◆ **DATA TO PROCESS**:
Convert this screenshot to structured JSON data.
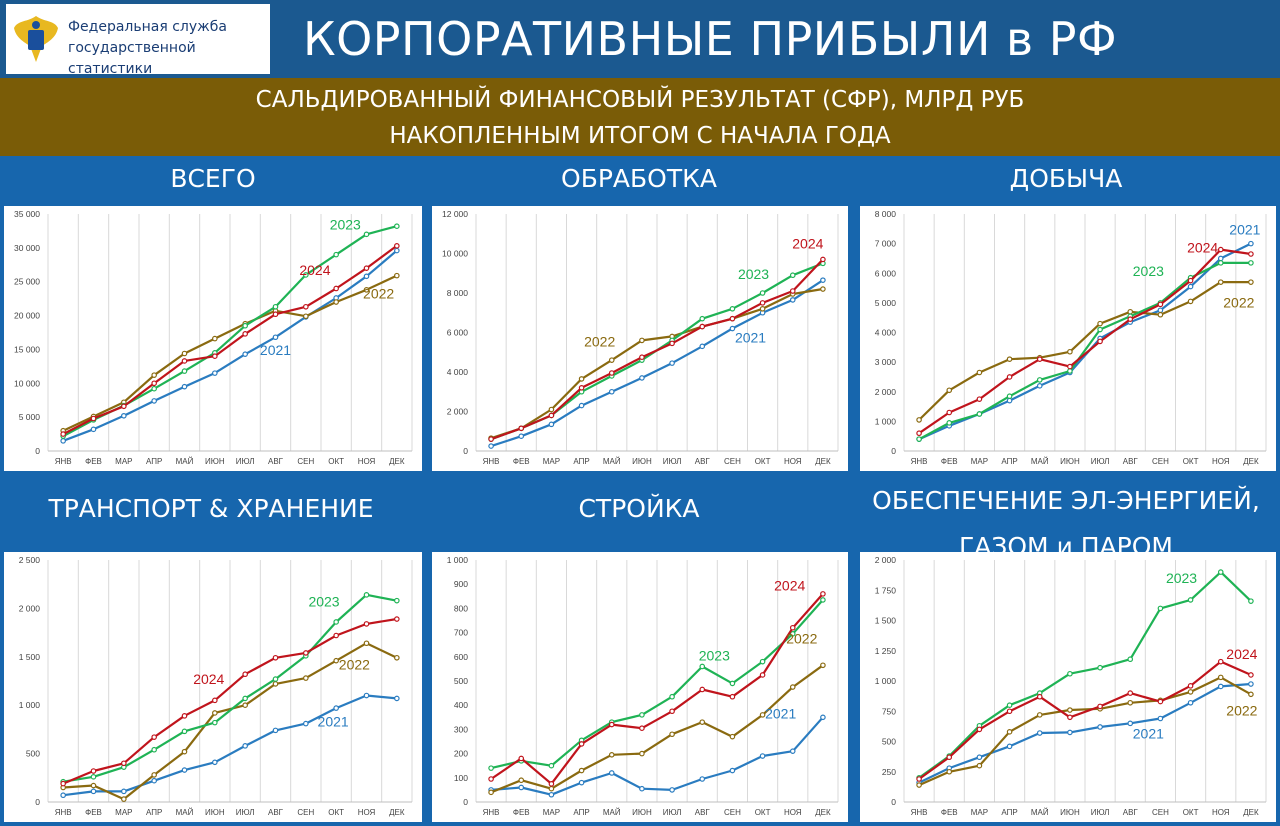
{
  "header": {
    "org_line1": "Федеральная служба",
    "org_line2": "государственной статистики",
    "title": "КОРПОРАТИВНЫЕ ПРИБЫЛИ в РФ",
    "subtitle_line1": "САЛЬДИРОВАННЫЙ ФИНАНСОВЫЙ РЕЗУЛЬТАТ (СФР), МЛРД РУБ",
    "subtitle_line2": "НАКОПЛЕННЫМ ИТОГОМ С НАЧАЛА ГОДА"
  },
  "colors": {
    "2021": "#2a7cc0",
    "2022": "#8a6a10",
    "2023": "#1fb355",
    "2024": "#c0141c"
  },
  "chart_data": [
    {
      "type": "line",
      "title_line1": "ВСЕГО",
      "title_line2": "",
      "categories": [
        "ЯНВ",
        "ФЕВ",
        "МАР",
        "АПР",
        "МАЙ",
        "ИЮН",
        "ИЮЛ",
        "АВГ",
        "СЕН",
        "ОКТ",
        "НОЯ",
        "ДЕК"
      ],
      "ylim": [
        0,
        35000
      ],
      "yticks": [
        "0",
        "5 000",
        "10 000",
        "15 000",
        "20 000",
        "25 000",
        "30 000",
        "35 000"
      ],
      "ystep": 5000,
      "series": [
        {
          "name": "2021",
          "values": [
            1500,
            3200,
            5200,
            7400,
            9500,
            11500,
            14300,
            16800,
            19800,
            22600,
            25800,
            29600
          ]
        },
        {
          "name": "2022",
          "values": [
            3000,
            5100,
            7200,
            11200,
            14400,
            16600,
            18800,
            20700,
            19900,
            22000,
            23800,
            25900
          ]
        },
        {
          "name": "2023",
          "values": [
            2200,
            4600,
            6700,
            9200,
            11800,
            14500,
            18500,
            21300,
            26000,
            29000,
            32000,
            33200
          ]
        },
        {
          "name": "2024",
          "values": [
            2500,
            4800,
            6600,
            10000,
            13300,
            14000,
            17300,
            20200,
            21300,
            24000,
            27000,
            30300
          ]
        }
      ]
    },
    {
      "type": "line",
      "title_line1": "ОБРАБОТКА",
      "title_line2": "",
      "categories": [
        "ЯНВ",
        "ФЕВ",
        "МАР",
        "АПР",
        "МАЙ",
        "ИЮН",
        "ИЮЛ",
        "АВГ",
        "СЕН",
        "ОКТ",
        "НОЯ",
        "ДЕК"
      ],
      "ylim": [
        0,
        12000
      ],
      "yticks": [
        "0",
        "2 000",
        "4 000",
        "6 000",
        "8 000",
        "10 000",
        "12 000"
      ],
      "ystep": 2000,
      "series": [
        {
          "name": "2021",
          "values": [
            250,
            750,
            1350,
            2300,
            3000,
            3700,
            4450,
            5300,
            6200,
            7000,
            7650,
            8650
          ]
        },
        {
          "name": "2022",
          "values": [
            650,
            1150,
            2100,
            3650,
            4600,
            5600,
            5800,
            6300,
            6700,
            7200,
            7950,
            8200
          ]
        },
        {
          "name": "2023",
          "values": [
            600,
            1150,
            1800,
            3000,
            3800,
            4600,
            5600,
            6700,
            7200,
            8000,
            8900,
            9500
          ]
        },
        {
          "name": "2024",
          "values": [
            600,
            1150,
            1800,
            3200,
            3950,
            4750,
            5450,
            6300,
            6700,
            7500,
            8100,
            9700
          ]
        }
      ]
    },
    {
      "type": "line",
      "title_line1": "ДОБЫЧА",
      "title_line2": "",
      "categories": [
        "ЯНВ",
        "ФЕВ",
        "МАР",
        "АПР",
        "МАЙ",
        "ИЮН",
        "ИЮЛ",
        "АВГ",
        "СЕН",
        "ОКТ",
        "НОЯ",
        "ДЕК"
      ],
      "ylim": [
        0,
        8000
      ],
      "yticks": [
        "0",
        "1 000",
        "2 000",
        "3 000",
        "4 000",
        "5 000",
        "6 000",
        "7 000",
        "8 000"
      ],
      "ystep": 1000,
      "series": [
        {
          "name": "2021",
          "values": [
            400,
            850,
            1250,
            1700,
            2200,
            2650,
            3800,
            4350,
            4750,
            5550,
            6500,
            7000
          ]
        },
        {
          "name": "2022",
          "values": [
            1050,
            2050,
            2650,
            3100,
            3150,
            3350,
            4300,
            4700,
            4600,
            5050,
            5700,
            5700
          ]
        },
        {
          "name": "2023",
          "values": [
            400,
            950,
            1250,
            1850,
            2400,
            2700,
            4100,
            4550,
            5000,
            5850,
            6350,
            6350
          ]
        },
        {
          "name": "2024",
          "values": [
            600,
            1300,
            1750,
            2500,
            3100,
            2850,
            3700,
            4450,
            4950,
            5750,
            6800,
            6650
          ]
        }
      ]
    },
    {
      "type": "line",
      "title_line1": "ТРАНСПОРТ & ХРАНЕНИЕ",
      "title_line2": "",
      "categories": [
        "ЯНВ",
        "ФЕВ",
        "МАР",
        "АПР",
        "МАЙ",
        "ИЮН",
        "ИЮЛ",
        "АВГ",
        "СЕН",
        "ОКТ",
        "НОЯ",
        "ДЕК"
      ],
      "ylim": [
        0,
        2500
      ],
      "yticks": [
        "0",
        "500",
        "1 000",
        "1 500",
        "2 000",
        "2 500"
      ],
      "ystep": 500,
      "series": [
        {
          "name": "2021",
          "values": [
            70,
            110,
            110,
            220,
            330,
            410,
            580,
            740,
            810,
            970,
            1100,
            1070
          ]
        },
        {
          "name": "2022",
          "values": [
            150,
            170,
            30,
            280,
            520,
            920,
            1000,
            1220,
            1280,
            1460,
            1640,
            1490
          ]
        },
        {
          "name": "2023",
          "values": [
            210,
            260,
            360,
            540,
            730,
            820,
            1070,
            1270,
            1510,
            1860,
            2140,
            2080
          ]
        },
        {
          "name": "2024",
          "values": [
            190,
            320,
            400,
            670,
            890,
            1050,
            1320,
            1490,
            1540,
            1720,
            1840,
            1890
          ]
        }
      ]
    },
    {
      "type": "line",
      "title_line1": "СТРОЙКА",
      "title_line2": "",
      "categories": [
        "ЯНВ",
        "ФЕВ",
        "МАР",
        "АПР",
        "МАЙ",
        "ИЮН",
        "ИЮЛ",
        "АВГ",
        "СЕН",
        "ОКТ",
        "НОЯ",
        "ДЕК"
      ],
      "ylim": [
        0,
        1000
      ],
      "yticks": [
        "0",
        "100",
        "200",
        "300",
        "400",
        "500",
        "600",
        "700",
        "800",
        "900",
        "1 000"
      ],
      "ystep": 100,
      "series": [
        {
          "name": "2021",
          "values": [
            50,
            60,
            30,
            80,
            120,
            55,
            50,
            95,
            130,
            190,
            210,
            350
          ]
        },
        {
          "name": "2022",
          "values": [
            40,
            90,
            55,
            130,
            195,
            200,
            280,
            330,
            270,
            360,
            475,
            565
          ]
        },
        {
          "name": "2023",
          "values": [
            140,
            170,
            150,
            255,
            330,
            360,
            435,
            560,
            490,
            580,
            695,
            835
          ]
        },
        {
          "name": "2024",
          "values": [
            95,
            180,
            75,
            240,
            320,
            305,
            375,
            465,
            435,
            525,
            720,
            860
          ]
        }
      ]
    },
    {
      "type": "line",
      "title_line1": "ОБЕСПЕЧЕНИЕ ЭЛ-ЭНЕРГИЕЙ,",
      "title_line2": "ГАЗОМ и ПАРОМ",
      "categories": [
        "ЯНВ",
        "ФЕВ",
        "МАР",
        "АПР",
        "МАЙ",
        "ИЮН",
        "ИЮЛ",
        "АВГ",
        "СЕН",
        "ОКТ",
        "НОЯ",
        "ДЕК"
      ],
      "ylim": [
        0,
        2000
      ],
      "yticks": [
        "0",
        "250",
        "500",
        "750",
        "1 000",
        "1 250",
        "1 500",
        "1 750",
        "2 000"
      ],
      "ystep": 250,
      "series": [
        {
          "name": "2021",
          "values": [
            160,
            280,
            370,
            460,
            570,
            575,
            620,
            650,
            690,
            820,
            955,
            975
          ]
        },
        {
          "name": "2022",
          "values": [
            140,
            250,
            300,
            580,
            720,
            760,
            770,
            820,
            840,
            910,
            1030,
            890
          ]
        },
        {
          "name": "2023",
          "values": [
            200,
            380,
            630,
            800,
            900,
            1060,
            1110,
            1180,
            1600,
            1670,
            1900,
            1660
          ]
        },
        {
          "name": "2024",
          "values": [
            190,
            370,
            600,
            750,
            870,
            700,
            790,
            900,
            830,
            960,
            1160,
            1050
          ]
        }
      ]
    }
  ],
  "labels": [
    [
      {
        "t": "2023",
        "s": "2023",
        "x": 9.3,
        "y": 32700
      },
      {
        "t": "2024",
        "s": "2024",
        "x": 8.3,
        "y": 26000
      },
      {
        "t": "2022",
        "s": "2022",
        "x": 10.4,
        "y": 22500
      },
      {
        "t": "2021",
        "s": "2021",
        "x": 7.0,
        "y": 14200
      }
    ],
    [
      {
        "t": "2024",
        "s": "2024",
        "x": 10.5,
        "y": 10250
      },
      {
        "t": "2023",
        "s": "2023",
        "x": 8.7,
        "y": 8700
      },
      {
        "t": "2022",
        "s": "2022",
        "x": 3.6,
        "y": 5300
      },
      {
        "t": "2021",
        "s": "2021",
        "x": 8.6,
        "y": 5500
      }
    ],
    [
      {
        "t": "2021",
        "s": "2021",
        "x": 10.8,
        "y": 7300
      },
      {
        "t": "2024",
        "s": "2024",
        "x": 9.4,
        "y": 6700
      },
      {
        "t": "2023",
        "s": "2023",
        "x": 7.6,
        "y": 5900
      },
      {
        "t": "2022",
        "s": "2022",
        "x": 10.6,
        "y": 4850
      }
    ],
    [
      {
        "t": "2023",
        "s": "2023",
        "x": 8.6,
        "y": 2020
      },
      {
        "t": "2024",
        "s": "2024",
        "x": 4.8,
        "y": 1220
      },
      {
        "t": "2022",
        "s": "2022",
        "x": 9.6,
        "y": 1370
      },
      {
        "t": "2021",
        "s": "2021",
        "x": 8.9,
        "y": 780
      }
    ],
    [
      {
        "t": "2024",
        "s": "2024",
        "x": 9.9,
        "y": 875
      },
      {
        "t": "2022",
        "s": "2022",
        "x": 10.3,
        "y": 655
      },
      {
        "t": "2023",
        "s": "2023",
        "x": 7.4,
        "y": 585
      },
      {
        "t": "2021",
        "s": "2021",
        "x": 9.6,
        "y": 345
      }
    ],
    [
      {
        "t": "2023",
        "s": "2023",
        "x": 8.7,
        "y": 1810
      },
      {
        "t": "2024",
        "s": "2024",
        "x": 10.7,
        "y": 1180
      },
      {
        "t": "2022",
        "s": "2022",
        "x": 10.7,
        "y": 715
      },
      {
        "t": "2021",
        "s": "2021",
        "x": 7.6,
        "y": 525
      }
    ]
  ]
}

◆ **EXERCISE PROMPT**: Count every line above that holds the word "ystep", and state the number and nothing more.

◆ **EXERCISE ANSWER**: 6